## SUPPLIED PASSAGE
Good luck with it all BP, I hope it does come true for ya


----------



## pantherx12 (Mar 21, 2010)

sneekypeet said:


> maybe ask the guys who install it if they use a special bolt or head on their screws. Just an odd head would thwart most theives. Or see if they have a way to lock a bar across them with a spot for a real padlock.
> 
> Good luck with it all BP, I hope it does come true for ya



Nice idea 

Hell even if they use standard bolts/fittings you can go up and replace the bolts for something more fiddly in your own time afterwards BP!


----------



## Chicken Patty (Mar 23, 2010)

Good luck BP, fingers crossed here


----------



## Fourstaff (Apr 16, 2010)

Resurrecting this thread! BP, have you got your panels of free power yet?


----------



## Black Panther (Apr 16, 2010)

Fourstaff said:


> Resurrecting this thread! BP, have you got your panels of free power yet?



The applications are due to come out later on this month.
Well, I've already paid a deposit so I'm keeping my fingers crossed


----------



## Fourstaff (Apr 16, 2010)

Awesome


----------



## DriedFrogPills (Apr 16, 2010)

Mussels said:


> since i cant afford this stuff, i too would have to kill someone for them.
> 
> 
> I'm shocked that the aussie government doesnt install them on the rooftops of government/school buildings, and offer grants for aussies to get it on homes - the more common it is, the less likely they are to be stolen, and it would solve much of our energy/pollution concerns.



they did offer grants for Aussie homes to get them, we have them here on our house. Thanks to K-Rudd


----------



## Beertintedgoggles (Apr 16, 2010)

If you want to improve the efficiency of the panels they make panel holders that will track the position of the sun throughout the day to minimize the angle of reflection for the sunlight.  I can't remember the price since the last time I checked them out but if I remember right it's pretty negligible compared to the cost of the panels.  Most include some software so all you have to do is enter your longitude and lattitude and they do the rest.

## INFORMATION SUPPLIED
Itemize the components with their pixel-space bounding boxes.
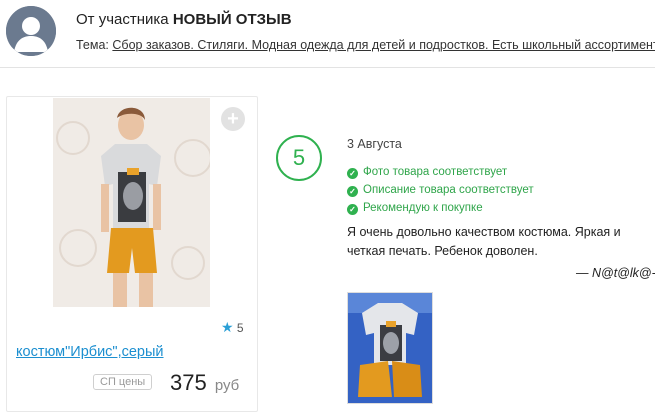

## OBJECTIVE
Can you repeat the solar panel thread word for word, from "If you want" to "do the rest."?

## TASK RESPONSE
If you want to improve the efficiency of the panels they make panel holders that will track the position of the sun throughout the day to minimize the angle of reflection for the sunlight.  I can't remember the price since the last time I checked them out but if I remember right it's pretty negligible compared to the cost of the panels.  Most include some software so all you have to do is enter your longitude and lattitude and they do the rest.